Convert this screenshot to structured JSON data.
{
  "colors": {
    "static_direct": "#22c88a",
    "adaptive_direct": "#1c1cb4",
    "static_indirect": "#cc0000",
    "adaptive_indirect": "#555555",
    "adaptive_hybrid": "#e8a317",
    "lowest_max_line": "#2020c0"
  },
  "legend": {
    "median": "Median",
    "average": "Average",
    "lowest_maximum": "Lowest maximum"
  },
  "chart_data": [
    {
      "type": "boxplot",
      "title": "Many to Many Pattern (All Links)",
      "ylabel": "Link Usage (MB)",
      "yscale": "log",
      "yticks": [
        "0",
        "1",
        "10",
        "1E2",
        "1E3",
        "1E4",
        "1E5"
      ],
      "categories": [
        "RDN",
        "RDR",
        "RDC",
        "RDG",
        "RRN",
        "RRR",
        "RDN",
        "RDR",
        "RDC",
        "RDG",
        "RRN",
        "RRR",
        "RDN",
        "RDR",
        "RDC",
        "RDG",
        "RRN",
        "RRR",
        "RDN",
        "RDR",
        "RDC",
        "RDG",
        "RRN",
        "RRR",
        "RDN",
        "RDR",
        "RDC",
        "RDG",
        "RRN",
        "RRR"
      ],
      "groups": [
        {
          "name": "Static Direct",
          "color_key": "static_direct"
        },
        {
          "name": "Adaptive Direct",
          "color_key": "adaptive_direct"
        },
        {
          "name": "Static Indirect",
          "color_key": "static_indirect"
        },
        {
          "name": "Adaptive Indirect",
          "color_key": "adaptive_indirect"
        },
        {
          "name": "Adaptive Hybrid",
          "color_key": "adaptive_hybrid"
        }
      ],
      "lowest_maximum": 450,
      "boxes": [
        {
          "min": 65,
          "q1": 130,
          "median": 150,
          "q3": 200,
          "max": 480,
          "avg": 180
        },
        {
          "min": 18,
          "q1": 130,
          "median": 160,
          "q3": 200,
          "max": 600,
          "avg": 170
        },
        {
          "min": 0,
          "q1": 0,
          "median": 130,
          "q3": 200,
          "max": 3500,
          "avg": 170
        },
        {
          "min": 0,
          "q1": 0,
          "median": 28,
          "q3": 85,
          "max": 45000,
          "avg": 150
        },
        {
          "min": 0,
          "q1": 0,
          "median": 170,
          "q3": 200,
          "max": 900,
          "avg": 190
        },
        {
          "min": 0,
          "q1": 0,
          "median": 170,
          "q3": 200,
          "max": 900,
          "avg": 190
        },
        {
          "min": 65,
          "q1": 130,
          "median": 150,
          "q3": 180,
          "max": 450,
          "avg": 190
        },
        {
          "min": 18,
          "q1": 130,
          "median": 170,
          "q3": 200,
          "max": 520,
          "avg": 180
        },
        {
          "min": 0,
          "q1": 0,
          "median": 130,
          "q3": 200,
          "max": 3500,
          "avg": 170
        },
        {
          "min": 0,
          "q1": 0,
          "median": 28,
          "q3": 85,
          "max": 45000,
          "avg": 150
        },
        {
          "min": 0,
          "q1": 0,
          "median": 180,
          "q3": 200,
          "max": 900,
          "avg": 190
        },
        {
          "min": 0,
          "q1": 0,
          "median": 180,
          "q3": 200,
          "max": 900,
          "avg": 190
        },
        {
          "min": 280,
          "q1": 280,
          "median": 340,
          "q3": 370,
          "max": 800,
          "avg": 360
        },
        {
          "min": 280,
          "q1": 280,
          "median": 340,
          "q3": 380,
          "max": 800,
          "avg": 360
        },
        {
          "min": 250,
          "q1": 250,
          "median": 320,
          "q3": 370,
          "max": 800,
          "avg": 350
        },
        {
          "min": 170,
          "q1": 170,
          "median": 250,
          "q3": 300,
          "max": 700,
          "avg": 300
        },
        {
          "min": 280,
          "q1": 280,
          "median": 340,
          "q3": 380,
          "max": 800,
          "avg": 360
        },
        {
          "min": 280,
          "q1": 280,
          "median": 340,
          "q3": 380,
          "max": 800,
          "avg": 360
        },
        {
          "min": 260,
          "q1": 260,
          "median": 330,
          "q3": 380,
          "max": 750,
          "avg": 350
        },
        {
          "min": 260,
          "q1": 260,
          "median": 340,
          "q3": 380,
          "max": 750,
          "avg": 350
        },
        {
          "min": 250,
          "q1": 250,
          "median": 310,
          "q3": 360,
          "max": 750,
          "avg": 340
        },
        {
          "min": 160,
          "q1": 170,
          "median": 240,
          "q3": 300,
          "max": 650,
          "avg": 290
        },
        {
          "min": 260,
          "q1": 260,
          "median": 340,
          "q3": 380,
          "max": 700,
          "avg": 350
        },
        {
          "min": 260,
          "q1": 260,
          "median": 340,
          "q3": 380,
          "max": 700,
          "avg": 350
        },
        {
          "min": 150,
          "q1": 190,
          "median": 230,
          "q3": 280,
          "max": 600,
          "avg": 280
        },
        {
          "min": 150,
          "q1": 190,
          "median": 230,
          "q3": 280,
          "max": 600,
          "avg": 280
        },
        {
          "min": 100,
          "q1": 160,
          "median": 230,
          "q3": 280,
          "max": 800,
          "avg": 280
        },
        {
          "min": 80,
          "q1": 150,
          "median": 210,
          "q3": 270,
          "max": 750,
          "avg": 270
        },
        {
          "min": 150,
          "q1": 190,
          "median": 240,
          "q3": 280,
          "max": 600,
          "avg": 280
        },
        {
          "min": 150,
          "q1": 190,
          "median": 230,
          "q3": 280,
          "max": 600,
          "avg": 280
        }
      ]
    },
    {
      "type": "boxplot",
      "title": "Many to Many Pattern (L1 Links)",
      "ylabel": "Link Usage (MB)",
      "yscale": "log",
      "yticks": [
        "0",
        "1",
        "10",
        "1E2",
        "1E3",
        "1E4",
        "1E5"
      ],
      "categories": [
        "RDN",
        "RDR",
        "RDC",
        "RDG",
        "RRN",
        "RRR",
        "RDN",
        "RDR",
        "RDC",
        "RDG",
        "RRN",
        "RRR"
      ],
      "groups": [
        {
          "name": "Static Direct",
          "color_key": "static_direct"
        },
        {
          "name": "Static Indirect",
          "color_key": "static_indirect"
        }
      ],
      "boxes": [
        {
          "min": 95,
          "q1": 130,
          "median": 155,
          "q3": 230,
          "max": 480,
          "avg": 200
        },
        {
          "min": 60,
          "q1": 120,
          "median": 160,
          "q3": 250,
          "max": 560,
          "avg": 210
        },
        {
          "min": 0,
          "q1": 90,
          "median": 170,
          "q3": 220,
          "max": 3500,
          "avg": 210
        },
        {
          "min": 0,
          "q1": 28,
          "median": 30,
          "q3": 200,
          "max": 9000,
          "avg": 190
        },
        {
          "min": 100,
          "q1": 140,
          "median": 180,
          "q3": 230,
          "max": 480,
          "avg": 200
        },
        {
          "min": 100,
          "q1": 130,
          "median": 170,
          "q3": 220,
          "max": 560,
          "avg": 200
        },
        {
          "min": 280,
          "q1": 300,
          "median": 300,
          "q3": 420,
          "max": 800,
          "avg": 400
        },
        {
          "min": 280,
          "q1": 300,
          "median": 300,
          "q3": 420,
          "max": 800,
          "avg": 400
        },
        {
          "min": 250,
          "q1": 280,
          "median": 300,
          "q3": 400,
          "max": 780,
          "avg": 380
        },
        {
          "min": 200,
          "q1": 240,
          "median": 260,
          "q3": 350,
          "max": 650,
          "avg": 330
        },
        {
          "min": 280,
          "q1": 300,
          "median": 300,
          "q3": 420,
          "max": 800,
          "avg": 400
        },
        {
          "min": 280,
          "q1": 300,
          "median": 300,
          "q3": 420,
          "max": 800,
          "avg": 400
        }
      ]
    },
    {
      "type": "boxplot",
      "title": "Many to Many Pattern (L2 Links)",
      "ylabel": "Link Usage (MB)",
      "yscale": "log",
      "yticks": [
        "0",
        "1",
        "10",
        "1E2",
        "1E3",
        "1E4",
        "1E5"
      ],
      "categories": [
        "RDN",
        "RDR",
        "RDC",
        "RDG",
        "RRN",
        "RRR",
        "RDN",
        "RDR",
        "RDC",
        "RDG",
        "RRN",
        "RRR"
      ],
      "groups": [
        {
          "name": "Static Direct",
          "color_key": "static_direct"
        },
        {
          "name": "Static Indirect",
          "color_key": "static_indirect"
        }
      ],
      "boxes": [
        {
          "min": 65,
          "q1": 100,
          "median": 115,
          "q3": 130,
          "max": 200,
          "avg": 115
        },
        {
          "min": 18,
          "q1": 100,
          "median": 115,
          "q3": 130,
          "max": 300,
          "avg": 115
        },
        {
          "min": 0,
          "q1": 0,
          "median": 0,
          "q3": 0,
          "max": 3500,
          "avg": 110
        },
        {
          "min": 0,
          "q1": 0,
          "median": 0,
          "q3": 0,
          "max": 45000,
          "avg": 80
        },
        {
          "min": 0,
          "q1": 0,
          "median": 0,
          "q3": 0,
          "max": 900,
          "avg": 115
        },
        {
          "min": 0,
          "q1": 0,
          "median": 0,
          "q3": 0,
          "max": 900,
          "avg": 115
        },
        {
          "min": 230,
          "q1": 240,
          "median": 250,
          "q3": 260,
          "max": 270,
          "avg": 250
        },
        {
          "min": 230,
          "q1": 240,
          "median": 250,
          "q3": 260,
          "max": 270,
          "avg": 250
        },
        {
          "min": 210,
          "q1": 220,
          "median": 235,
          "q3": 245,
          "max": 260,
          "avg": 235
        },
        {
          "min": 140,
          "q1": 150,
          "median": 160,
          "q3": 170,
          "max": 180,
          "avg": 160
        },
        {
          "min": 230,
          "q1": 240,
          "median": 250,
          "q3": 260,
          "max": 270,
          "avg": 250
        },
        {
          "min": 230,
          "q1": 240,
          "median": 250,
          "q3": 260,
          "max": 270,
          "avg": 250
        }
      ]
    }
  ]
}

■ ■ ■ ■ ■ ■ ■

**Written request**:
Collect each line above holding the string "Many".

**Solution for this task**:
      "title": "Many to Many Pattern (All Links)",
      "title": "Many to Many Pattern (L1 Links)",
      "title": "Many to Many Pattern (L2 Links)",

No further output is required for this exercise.